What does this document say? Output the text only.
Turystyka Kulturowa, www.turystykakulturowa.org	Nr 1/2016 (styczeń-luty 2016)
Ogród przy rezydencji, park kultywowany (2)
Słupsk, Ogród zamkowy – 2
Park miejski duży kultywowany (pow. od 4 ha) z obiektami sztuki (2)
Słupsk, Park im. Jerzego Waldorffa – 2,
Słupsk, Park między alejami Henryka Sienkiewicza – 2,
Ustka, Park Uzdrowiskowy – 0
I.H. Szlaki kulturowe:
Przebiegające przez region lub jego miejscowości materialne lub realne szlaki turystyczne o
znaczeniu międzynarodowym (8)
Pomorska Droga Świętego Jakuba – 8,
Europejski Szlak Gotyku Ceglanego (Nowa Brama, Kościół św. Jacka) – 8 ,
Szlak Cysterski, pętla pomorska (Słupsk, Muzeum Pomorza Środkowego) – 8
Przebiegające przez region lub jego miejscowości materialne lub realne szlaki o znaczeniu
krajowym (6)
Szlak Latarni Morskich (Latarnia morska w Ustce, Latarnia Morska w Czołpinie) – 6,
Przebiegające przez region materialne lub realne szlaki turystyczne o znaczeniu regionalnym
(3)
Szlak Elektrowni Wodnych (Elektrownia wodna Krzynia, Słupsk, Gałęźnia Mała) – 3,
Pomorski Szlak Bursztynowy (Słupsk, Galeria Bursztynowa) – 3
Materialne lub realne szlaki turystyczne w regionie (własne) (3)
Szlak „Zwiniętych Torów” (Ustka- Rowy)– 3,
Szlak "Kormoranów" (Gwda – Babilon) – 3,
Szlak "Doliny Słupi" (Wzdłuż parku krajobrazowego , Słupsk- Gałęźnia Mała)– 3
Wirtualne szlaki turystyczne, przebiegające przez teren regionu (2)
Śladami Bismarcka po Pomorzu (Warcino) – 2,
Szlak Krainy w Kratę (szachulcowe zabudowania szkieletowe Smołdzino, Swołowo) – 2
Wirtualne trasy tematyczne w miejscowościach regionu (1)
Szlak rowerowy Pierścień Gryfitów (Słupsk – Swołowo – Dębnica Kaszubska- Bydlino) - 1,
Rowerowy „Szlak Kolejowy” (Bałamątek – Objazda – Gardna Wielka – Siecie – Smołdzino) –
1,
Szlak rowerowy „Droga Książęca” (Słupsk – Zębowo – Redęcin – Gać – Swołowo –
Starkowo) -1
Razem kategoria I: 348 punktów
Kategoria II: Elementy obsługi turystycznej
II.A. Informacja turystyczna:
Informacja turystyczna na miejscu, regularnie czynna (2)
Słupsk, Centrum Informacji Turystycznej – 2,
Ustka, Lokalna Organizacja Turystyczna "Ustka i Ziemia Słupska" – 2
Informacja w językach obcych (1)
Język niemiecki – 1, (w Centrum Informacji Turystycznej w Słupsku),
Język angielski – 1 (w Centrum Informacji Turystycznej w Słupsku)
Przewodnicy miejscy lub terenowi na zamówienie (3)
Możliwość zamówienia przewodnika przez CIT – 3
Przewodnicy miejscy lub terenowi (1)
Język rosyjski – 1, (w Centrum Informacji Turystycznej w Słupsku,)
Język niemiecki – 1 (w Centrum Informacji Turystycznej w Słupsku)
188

● What is asked: List the lines that contain the word "kultywowany".

● Correct output:
Ogród przy rezydencji, park kultywowany (2)
Park miejski duży kultywowany (pow. od 4 ha) z obiektami sztuki (2)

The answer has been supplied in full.